- _ENTRIES SHOWN_:
==========
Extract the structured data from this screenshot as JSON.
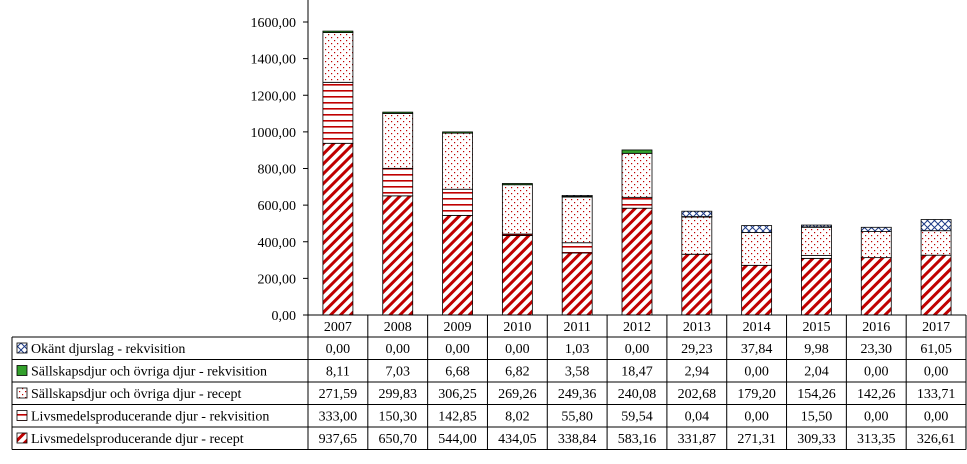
{
  "chart_data": {
    "type": "bar",
    "stacked": true,
    "title": "",
    "xlabel": "",
    "ylabel": "",
    "ylim": [
      0,
      1600
    ],
    "ytick_step": 200,
    "ytick_labels": [
      "0,00",
      "200,00",
      "400,00",
      "600,00",
      "800,00",
      "1000,00",
      "1200,00",
      "1400,00",
      "1600,00"
    ],
    "grid": false,
    "legend": "data-table-left",
    "categories": [
      "2007",
      "2008",
      "2009",
      "2010",
      "2011",
      "2012",
      "2013",
      "2014",
      "2015",
      "2016",
      "2017"
    ],
    "series": [
      {
        "name": "Livsmedelsproducerande djur - recept",
        "color": "#c00000",
        "pattern": "diagonal-hatch",
        "values": [
          937.65,
          650.7,
          544.0,
          434.05,
          338.84,
          583.16,
          331.87,
          271.31,
          309.33,
          313.35,
          326.61
        ],
        "labels": [
          "937,65",
          "650,70",
          "544,00",
          "434,05",
          "338,84",
          "583,16",
          "331,87",
          "271,31",
          "309,33",
          "313,35",
          "326,61"
        ]
      },
      {
        "name": "Livsmedelsproducerande djur - rekvisition",
        "color": "#c00000",
        "pattern": "horizontal-lines",
        "values": [
          333.0,
          150.3,
          142.85,
          8.02,
          55.8,
          59.54,
          0.04,
          0.0,
          15.5,
          0.0,
          0.0
        ],
        "labels": [
          "333,00",
          "150,30",
          "142,85",
          "8,02",
          "55,80",
          "59,54",
          "0,04",
          "0,00",
          "15,50",
          "0,00",
          "0,00"
        ]
      },
      {
        "name": "Sällskapsdjur och övriga djur - recept",
        "color": "#c00000",
        "pattern": "dotted",
        "values": [
          271.59,
          299.83,
          306.25,
          269.26,
          249.36,
          240.08,
          202.68,
          179.2,
          154.26,
          142.26,
          133.71
        ],
        "labels": [
          "271,59",
          "299,83",
          "306,25",
          "269,26",
          "249,36",
          "240,08",
          "202,68",
          "179,20",
          "154,26",
          "142,26",
          "133,71"
        ]
      },
      {
        "name": "Sällskapsdjur och övriga djur - rekvisition",
        "color": "#33a02c",
        "pattern": "solid",
        "values": [
          8.11,
          7.03,
          6.68,
          6.82,
          3.58,
          18.47,
          2.94,
          0.0,
          2.04,
          0.0,
          0.0
        ],
        "labels": [
          "8,11",
          "7,03",
          "6,68",
          "6,82",
          "3,58",
          "18,47",
          "2,94",
          "0,00",
          "2,04",
          "0,00",
          "0,00"
        ]
      },
      {
        "name": "Okänt djurslag - rekvisition",
        "color": "#1f3c88",
        "pattern": "cross-hatch",
        "values": [
          0.0,
          0.0,
          0.0,
          0.0,
          1.03,
          0.0,
          29.23,
          37.84,
          9.98,
          23.3,
          61.05
        ],
        "labels": [
          "0,00",
          "0,00",
          "0,00",
          "0,00",
          "1,03",
          "0,00",
          "29,23",
          "37,84",
          "9,98",
          "23,30",
          "61,05"
        ]
      }
    ]
  }
}
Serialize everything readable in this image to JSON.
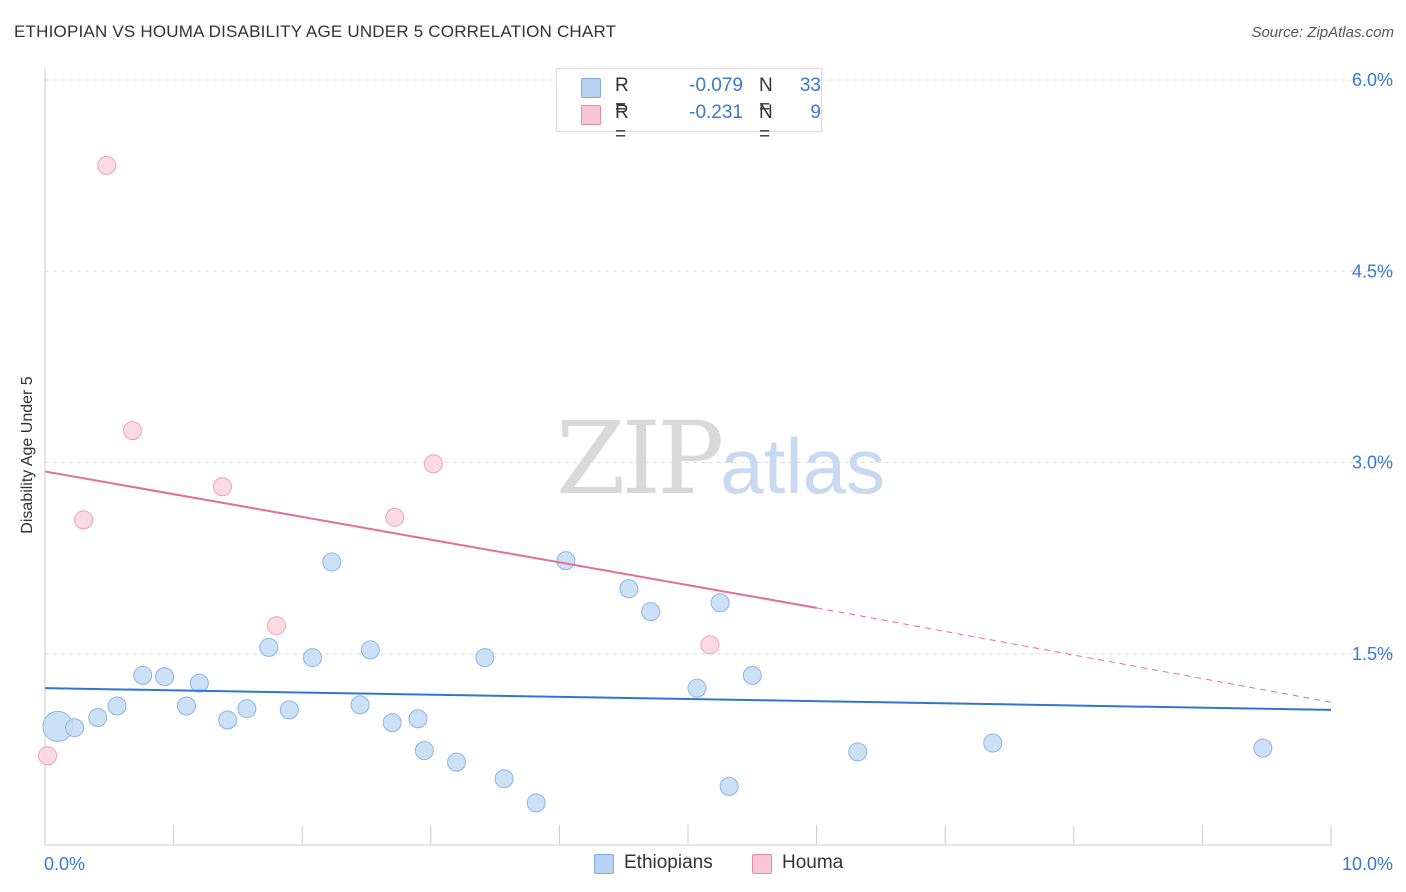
{
  "header": {
    "title": "ETHIOPIAN VS HOUMA DISABILITY AGE UNDER 5 CORRELATION CHART",
    "source": "Source: ZipAtlas.com"
  },
  "watermark": {
    "zip": "ZIP",
    "atlas": "atlas"
  },
  "legend": {
    "rows": [
      {
        "r_label": "R =",
        "r_value": "-0.079",
        "n_label": "N =",
        "n_value": "33",
        "color": "#b8d3f2",
        "border": "#7ea9de"
      },
      {
        "r_label": "R =",
        "r_value": "-0.231",
        "n_label": "N =",
        "n_value": "9",
        "color": "#f8c7d5",
        "border": "#e88aa6"
      }
    ]
  },
  "colors": {
    "ethiopians_fill": "#c3daf5",
    "ethiopians_stroke": "#8cb4e4",
    "ethiopians_line": "#2f76d2",
    "houma_fill": "#fad3de",
    "houma_stroke": "#eda3ba",
    "houma_line": "#e36e97",
    "tick_label": "#3a78d0",
    "grid": "#dddddd"
  },
  "chart_data": {
    "type": "scatter",
    "title": "ETHIOPIAN VS HOUMA DISABILITY AGE UNDER 5 CORRELATION CHART",
    "xlabel": "",
    "ylabel": "Disability Age Under 5",
    "xlim": [
      0.0,
      10.0
    ],
    "ylim": [
      0.0,
      6.0
    ],
    "x_tick_labels": [
      "0.0%",
      "10.0%"
    ],
    "y_ticks": [
      1.5,
      3.0,
      4.5,
      6.0
    ],
    "y_tick_labels": [
      "1.5%",
      "3.0%",
      "4.5%",
      "6.0%"
    ],
    "grid": true,
    "legend_position": "bottom-center",
    "series": [
      {
        "name": "Ethiopians",
        "points": [
          {
            "x": 0.1,
            "y": 0.93,
            "size": "large"
          },
          {
            "x": 0.23,
            "y": 0.92
          },
          {
            "x": 0.41,
            "y": 1.0
          },
          {
            "x": 0.56,
            "y": 1.09
          },
          {
            "x": 0.76,
            "y": 1.33
          },
          {
            "x": 0.93,
            "y": 1.32
          },
          {
            "x": 1.1,
            "y": 1.09
          },
          {
            "x": 1.2,
            "y": 1.27
          },
          {
            "x": 1.42,
            "y": 0.98
          },
          {
            "x": 1.57,
            "y": 1.07
          },
          {
            "x": 1.74,
            "y": 1.55
          },
          {
            "x": 1.9,
            "y": 1.06
          },
          {
            "x": 2.08,
            "y": 1.47
          },
          {
            "x": 2.23,
            "y": 2.22
          },
          {
            "x": 2.45,
            "y": 1.1
          },
          {
            "x": 2.53,
            "y": 1.53
          },
          {
            "x": 2.7,
            "y": 0.96
          },
          {
            "x": 2.9,
            "y": 0.99
          },
          {
            "x": 2.95,
            "y": 0.74
          },
          {
            "x": 3.2,
            "y": 0.65
          },
          {
            "x": 3.42,
            "y": 1.47
          },
          {
            "x": 3.57,
            "y": 0.52
          },
          {
            "x": 3.82,
            "y": 0.33
          },
          {
            "x": 4.05,
            "y": 2.23
          },
          {
            "x": 4.54,
            "y": 2.01
          },
          {
            "x": 4.71,
            "y": 1.83
          },
          {
            "x": 5.07,
            "y": 1.23
          },
          {
            "x": 5.25,
            "y": 1.9
          },
          {
            "x": 5.32,
            "y": 0.46
          },
          {
            "x": 5.5,
            "y": 1.33
          },
          {
            "x": 6.32,
            "y": 0.73
          },
          {
            "x": 7.37,
            "y": 0.8
          },
          {
            "x": 9.47,
            "y": 0.76
          }
        ],
        "trend": {
          "x0": 0.0,
          "y0": 1.23,
          "x1": 10.0,
          "y1": 1.06
        }
      },
      {
        "name": "Houma",
        "points": [
          {
            "x": 0.02,
            "y": 0.7
          },
          {
            "x": 0.3,
            "y": 2.55
          },
          {
            "x": 0.48,
            "y": 5.33
          },
          {
            "x": 0.68,
            "y": 3.25
          },
          {
            "x": 1.38,
            "y": 2.81
          },
          {
            "x": 1.8,
            "y": 1.72
          },
          {
            "x": 2.72,
            "y": 2.57
          },
          {
            "x": 3.02,
            "y": 2.99
          },
          {
            "x": 5.17,
            "y": 1.57
          }
        ],
        "trend": {
          "x0": 0.0,
          "y0": 2.93,
          "x1": 6.0,
          "y1": 1.86,
          "dashed_to_x": 10.0,
          "dashed_to_y": 1.12
        }
      }
    ]
  }
}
==========
- _OBJECTIVE_: Reproduce the data verbatim. Do not carry any picture into the copy.

- _WRITTEN ANSWER_:
Extract the structured data from this screenshot as JSON.
{
  "chart_data": {
    "type": "bar",
    "stacked": true,
    "title": "",
    "xlabel": "",
    "ylabel": "",
    "ylim": [
      0,
      1600
    ],
    "ytick_step": 200,
    "ytick_labels": [
      "0,00",
      "200,00",
      "400,00",
      "600,00",
      "800,00",
      "1000,00",
      "1200,00",
      "1400,00",
      "1600,00"
    ],
    "grid": false,
    "legend": "data-table-left",
    "categories": [
      "2007",
      "2008",
      "2009",
      "2010",
      "2011",
      "2012",
      "2013",
      "2014",
      "2015",
      "2016",
      "2017"
    ],
    "series": [
      {
        "name": "Livsmedelsproducerande djur - recept",
        "color": "#c00000",
        "pattern": "diagonal-hatch",
        "values": [
          937.65,
          650.7,
          544.0,
          434.05,
          338.84,
          583.16,
          331.87,
          271.31,
          309.33,
          313.35,
          326.61
        ],
        "labels": [
          "937,65",
          "650,70",
          "544,00",
          "434,05",
          "338,84",
          "583,16",
          "331,87",
          "271,31",
          "309,33",
          "313,35",
          "326,61"
        ]
      },
      {
        "name": "Livsmedelsproducerande djur - rekvisition",
        "color": "#c00000",
        "pattern": "horizontal-lines",
        "values": [
          333.0,
          150.3,
          142.85,
          8.02,
          55.8,
          59.54,
          0.04,
          0.0,
          15.5,
          0.0,
          0.0
        ],
        "labels": [
          "333,00",
          "150,30",
          "142,85",
          "8,02",
          "55,80",
          "59,54",
          "0,04",
          "0,00",
          "15,50",
          "0,00",
          "0,00"
        ]
      },
      {
        "name": "Sällskapsdjur och övriga djur - recept",
        "color": "#c00000",
        "pattern": "dotted",
        "values": [
          271.59,
          299.83,
          306.25,
          269.26,
          249.36,
          240.08,
          202.68,
          179.2,
          154.26,
          142.26,
          133.71
        ],
        "labels": [
          "271,59",
          "299,83",
          "306,25",
          "269,26",
          "249,36",
          "240,08",
          "202,68",
          "179,20",
          "154,26",
          "142,26",
          "133,71"
        ]
      },
      {
        "name": "Sällskapsdjur och övriga djur - rekvisition",
        "color": "#33a02c",
        "pattern": "solid",
        "values": [
          8.11,
          7.03,
          6.68,
          6.82,
          3.58,
          18.47,
          2.94,
          0.0,
          2.04,
          0.0,
          0.0
        ],
        "labels": [
          "8,11",
          "7,03",
          "6,68",
          "6,82",
          "3,58",
          "18,47",
          "2,94",
          "0,00",
          "2,04",
          "0,00",
          "0,00"
        ]
      },
      {
        "name": "Okänt djurslag - rekvisition",
        "color": "#1f3c88",
        "pattern": "cross-hatch",
        "values": [
          0.0,
          0.0,
          0.0,
          0.0,
          1.03,
          0.0,
          29.23,
          37.84,
          9.98,
          23.3,
          61.05
        ],
        "labels": [
          "0,00",
          "0,00",
          "0,00",
          "0,00",
          "1,03",
          "0,00",
          "29,23",
          "37,84",
          "9,98",
          "23,30",
          "61,05"
        ]
      }
    ]
  }
}
Serialize everything readable in this image to JSON.
{
  "header": {
    "title": "ETHIOPIAN VS HOUMA DISABILITY AGE UNDER 5 CORRELATION CHART",
    "source": "Source: ZipAtlas.com"
  },
  "watermark": {
    "zip": "ZIP",
    "atlas": "atlas"
  },
  "legend": {
    "rows": [
      {
        "r_label": "R =",
        "r_value": "-0.079",
        "n_label": "N =",
        "n_value": "33",
        "color": "#b8d3f2",
        "border": "#7ea9de"
      },
      {
        "r_label": "R =",
        "r_value": "-0.231",
        "n_label": "N =",
        "n_value": "9",
        "color": "#f8c7d5",
        "border": "#e88aa6"
      }
    ]
  },
  "colors": {
    "ethiopians_fill": "#c3daf5",
    "ethiopians_stroke": "#8cb4e4",
    "ethiopians_line": "#2f76d2",
    "houma_fill": "#fad3de",
    "houma_stroke": "#eda3ba",
    "houma_line": "#e36e97",
    "tick_label": "#3a78d0",
    "grid": "#dddddd"
  },
  "chart_data": {
    "type": "scatter",
    "title": "ETHIOPIAN VS HOUMA DISABILITY AGE UNDER 5 CORRELATION CHART",
    "xlabel": "",
    "ylabel": "Disability Age Under 5",
    "xlim": [
      0.0,
      10.0
    ],
    "ylim": [
      0.0,
      6.0
    ],
    "x_tick_labels": [
      "0.0%",
      "10.0%"
    ],
    "y_ticks": [
      1.5,
      3.0,
      4.5,
      6.0
    ],
    "y_tick_labels": [
      "1.5%",
      "3.0%",
      "4.5%",
      "6.0%"
    ],
    "grid": true,
    "legend_position": "bottom-center",
    "series": [
      {
        "name": "Ethiopians",
        "points": [
          {
            "x": 0.1,
            "y": 0.93,
            "size": "large"
          },
          {
            "x": 0.23,
            "y": 0.92
          },
          {
            "x": 0.41,
            "y": 1.0
          },
          {
            "x": 0.56,
            "y": 1.09
          },
          {
            "x": 0.76,
            "y": 1.33
          },
          {
            "x": 0.93,
            "y": 1.32
          },
          {
            "x": 1.1,
            "y": 1.09
          },
          {
            "x": 1.2,
            "y": 1.27
          },
          {
            "x": 1.42,
            "y": 0.98
          },
          {
            "x": 1.57,
            "y": 1.07
          },
          {
            "x": 1.74,
            "y": 1.55
          },
          {
            "x": 1.9,
            "y": 1.06
          },
          {
            "x": 2.08,
            "y": 1.47
          },
          {
            "x": 2.23,
            "y": 2.22
          },
          {
            "x": 2.45,
            "y": 1.1
          },
          {
            "x": 2.53,
            "y": 1.53
          },
          {
            "x": 2.7,
            "y": 0.96
          },
          {
            "x": 2.9,
            "y": 0.99
          },
          {
            "x": 2.95,
            "y": 0.74
          },
          {
            "x": 3.2,
            "y": 0.65
          },
          {
            "x": 3.42,
            "y": 1.47
          },
          {
            "x": 3.57,
            "y": 0.52
          },
          {
            "x": 3.82,
            "y": 0.33
          },
          {
            "x": 4.05,
            "y": 2.23
          },
          {
            "x": 4.54,
            "y": 2.01
          },
          {
            "x": 4.71,
            "y": 1.83
          },
          {
            "x": 5.07,
            "y": 1.23
          },
          {
            "x": 5.25,
            "y": 1.9
          },
          {
            "x": 5.32,
            "y": 0.46
          },
          {
            "x": 5.5,
            "y": 1.33
          },
          {
            "x": 6.32,
            "y": 0.73
          },
          {
            "x": 7.37,
            "y": 0.8
          },
          {
            "x": 9.47,
            "y": 0.76
          }
        ],
        "trend": {
          "x0": 0.0,
          "y0": 1.23,
          "x1": 10.0,
          "y1": 1.06
        }
      },
      {
        "name": "Houma",
        "points": [
          {
            "x": 0.02,
            "y": 0.7
          },
          {
            "x": 0.3,
            "y": 2.55
          },
          {
            "x": 0.48,
            "y": 5.33
          },
          {
            "x": 0.68,
            "y": 3.25
          },
          {
            "x": 1.38,
            "y": 2.81
          },
          {
            "x": 1.8,
            "y": 1.72
          },
          {
            "x": 2.72,
            "y": 2.57
          },
          {
            "x": 3.02,
            "y": 2.99
          },
          {
            "x": 5.17,
            "y": 1.57
          }
        ],
        "trend": {
          "x0": 0.0,
          "y0": 2.93,
          "x1": 6.0,
          "y1": 1.86,
          "dashed_to_x": 10.0,
          "dashed_to_y": 1.12
        }
      }
    ]
  }
}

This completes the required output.